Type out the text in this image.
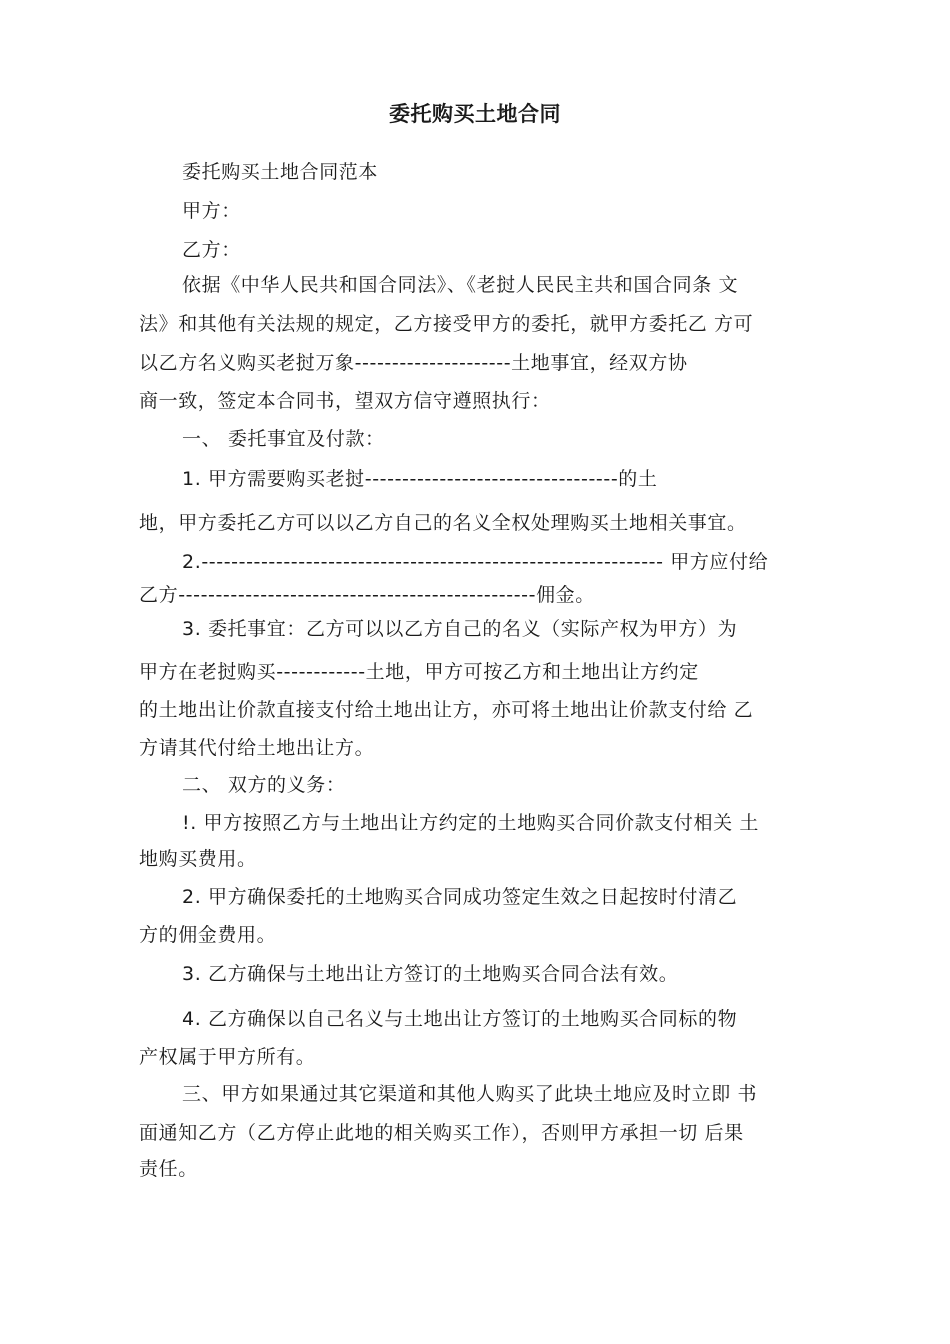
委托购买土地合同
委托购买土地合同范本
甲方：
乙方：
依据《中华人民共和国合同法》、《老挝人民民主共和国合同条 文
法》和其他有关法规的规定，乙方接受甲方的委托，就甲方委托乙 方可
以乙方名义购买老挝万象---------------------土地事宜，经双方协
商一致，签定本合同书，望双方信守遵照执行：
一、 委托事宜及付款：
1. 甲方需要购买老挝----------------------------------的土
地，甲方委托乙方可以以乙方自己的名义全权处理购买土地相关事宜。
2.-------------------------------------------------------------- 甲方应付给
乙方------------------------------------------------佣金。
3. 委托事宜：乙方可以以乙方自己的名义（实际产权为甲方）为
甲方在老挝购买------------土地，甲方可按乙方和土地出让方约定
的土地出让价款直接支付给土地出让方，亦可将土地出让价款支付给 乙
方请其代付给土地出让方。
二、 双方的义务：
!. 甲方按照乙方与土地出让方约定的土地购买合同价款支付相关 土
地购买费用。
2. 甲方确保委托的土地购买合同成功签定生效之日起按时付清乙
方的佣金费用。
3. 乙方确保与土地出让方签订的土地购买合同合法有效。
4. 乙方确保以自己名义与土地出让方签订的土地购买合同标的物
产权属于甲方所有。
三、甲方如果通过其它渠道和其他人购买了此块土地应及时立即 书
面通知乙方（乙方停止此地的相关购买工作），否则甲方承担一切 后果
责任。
==
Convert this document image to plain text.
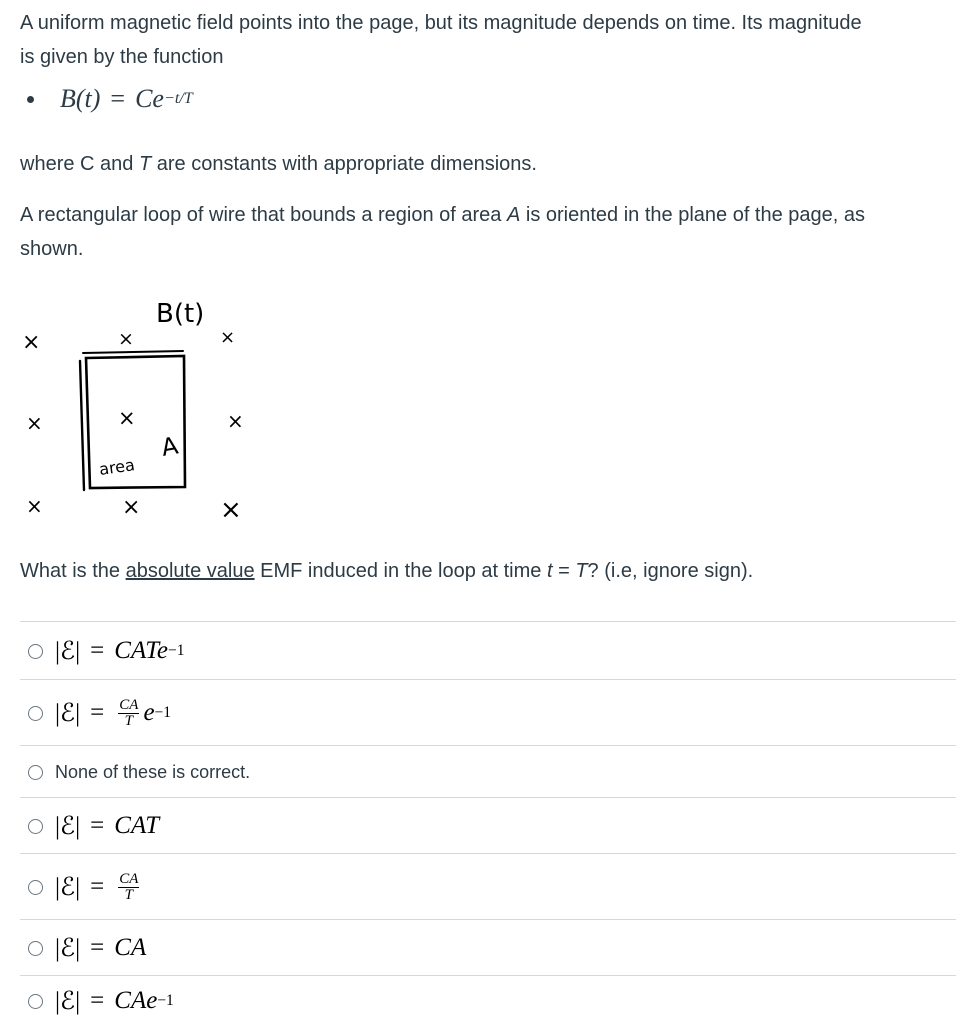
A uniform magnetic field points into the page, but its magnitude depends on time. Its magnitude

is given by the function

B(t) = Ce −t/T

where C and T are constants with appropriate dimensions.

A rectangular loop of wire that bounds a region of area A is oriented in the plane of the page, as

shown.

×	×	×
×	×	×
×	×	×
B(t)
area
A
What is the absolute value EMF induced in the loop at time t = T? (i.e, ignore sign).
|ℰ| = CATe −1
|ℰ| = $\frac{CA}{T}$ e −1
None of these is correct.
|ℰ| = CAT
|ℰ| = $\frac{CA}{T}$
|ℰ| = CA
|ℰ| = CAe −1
--
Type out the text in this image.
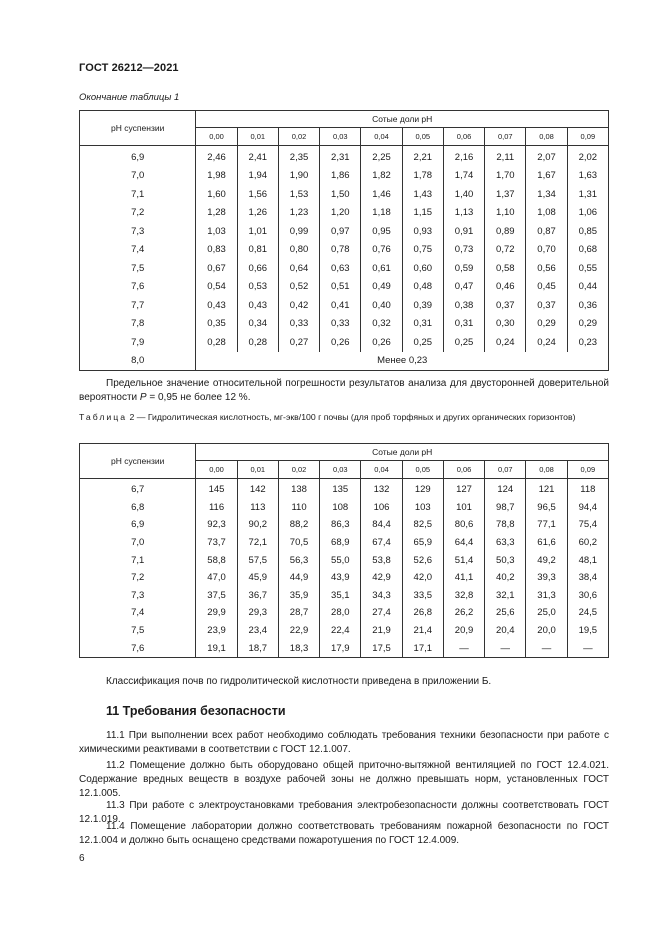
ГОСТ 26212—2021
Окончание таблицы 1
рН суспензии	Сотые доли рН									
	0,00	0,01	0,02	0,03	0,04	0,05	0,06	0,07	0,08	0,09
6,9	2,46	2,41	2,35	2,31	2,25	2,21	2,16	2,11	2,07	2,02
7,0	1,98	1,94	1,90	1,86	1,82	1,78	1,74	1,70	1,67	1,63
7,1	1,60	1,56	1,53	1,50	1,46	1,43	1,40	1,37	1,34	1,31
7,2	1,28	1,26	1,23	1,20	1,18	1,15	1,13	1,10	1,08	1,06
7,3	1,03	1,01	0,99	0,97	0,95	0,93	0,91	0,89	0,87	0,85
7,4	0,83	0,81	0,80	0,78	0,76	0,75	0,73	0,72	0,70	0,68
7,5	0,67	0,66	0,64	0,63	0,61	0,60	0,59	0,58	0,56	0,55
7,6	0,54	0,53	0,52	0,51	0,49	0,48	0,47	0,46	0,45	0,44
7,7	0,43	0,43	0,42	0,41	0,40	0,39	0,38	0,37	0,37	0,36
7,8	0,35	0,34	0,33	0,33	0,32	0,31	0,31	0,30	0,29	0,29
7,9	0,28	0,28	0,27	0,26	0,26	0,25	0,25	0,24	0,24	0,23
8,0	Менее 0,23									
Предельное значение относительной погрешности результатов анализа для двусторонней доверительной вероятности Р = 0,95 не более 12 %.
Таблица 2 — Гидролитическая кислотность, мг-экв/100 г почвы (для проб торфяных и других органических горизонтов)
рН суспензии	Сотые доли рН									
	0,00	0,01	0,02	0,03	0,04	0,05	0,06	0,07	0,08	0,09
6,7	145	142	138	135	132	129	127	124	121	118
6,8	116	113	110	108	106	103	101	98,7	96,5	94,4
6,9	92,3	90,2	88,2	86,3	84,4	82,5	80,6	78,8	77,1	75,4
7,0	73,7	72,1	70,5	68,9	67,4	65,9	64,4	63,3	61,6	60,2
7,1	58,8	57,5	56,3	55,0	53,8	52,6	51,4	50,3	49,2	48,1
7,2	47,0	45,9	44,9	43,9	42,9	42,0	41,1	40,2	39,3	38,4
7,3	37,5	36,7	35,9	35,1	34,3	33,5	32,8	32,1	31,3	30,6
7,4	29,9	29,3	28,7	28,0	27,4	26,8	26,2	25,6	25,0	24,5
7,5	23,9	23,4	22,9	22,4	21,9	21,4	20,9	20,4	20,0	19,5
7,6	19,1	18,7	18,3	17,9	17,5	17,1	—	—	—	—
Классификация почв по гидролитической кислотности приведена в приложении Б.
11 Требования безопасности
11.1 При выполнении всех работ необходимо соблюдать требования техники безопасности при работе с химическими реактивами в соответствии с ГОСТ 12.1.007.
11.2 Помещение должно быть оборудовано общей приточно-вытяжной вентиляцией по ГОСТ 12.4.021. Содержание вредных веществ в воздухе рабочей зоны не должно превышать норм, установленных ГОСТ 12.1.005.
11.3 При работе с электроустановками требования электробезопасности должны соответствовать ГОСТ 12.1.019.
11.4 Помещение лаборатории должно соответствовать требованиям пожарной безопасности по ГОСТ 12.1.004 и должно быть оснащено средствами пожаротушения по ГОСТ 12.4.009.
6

= Problem details =
Give only the number of lines in the material above that hold the word "соответствовать".

= Finished exercise =
2